- SET PROBLEM -
Reproduce all of the data that follows, character for character.

- EXCERPTED RECORDS -

--- BEGIN ---

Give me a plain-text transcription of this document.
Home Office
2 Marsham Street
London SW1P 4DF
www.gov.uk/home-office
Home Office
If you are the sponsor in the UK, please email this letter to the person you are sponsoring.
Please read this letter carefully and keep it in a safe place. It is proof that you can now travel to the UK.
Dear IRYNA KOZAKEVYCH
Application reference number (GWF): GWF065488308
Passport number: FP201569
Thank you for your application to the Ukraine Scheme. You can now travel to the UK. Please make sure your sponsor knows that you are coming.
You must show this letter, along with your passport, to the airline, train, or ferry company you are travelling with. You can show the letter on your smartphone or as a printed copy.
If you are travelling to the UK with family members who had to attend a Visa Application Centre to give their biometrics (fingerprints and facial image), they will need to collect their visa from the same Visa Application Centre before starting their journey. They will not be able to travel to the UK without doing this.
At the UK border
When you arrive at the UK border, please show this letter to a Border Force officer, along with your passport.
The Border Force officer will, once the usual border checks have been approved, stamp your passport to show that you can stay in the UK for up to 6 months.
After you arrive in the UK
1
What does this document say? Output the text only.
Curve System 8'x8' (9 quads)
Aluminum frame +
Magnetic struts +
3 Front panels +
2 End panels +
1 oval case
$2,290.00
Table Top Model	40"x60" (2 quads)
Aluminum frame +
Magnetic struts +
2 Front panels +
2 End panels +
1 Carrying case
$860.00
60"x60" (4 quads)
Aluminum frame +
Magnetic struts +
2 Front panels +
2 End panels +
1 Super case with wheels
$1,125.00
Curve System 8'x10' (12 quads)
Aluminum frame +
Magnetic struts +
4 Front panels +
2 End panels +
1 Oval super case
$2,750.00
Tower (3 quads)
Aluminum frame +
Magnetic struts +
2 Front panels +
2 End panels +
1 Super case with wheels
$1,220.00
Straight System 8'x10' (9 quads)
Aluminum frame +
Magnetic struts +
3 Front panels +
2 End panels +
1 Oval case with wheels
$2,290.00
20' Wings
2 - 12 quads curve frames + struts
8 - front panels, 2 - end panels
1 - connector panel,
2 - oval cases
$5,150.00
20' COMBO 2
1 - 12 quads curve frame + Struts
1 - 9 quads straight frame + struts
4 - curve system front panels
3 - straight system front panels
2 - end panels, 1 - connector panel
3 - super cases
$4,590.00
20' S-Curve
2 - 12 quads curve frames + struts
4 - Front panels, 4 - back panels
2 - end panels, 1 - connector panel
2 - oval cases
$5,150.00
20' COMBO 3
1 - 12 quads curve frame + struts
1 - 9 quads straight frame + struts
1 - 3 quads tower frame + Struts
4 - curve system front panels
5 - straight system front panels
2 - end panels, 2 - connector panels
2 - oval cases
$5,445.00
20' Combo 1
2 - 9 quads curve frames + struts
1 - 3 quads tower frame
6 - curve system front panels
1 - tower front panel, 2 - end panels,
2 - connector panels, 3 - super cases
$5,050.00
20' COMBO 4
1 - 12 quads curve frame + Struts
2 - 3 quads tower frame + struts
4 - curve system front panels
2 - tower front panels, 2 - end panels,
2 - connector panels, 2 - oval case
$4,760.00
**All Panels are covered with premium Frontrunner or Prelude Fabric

--- END ---

- RESPONSE TO THE TASK -
Give me a plain-text transcription of this document.
Home Office
2 Marsham Street
London SW1P 4DF
www.gov.uk/home-office
Home Office
If you are the sponsor in the UK, please email this letter to the person you are sponsoring.
Please read this letter carefully and keep it in a safe place. It is proof that you can now travel to the UK.
Dear IRYNA KOZAKEVYCH
Application reference number (GWF): GWF065488308
Passport number: FP201569
Thank you for your application to the Ukraine Scheme. You can now travel to the UK. Please make sure your sponsor knows that you are coming.
You must show this letter, along with your passport, to the airline, train, or ferry company you are travelling with. You can show the letter on your smartphone or as a printed copy.
If you are travelling to the UK with family members who had to attend a Visa Application Centre to give their biometrics (fingerprints and facial image), they will need to collect their visa from the same Visa Application Centre before starting their journey. They will not be able to travel to the UK without doing this.
At the UK border
When you arrive at the UK border, please show this letter to a Border Force officer, along with your passport.
The Border Force officer will, once the usual border checks have been approved, stamp your passport to show that you can stay in the UK for up to 6 months.
After you arrive in the UK
1
What does this document say? Output the text only.
Curve System 8'x8' (9 quads)
Aluminum frame +
Magnetic struts +
3 Front panels +
2 End panels +
1 oval case
$2,290.00
Table Top Model	40"x60" (2 quads)
Aluminum frame +
Magnetic struts +
2 Front panels +
2 End panels +
1 Carrying case
$860.00
60"x60" (4 quads)
Aluminum frame +
Magnetic struts +
2 Front panels +
2 End panels +
1 Super case with wheels
$1,125.00
Curve System 8'x10' (12 quads)
Aluminum frame +
Magnetic struts +
4 Front panels +
2 End panels +
1 Oval super case
$2,750.00
Tower (3 quads)
Aluminum frame +
Magnetic struts +
2 Front panels +
2 End panels +
1 Super case with wheels
$1,220.00
Straight System 8'x10' (9 quads)
Aluminum frame +
Magnetic struts +
3 Front panels +
2 End panels +
1 Oval case with wheels
$2,290.00
20' Wings
2 - 12 quads curve frames + struts
8 - front panels, 2 - end panels
1 - connector panel,
2 - oval cases
$5,150.00
20' COMBO 2
1 - 12 quads curve frame + Struts
1 - 9 quads straight frame + struts
4 - curve system front panels
3 - straight system front panels
2 - end panels, 1 - connector panel
3 - super cases
$4,590.00
20' S-Curve
2 - 12 quads curve frames + struts
4 - Front panels, 4 - back panels
2 - end panels, 1 - connector panel
2 - oval cases
$5,150.00
20' COMBO 3
1 - 12 quads curve frame + struts
1 - 9 quads straight frame + struts
1 - 3 quads tower frame + Struts
4 - curve system front panels
5 - straight system front panels
2 - end panels, 2 - connector panels
2 - oval cases
$5,445.00
20' Combo 1
2 - 9 quads curve frames + struts
1 - 3 quads tower frame
6 - curve system front panels
1 - tower front panel, 2 - end panels,
2 - connector panels, 3 - super cases
$5,050.00
20' COMBO 4
1 - 12 quads curve frame + Struts
2 - 3 quads tower frame + struts
4 - curve system front panels
2 - tower front panels, 2 - end panels,
2 - connector panels, 2 - oval case
$4,760.00
**All Panels are covered with premium Frontrunner or Prelude Fabric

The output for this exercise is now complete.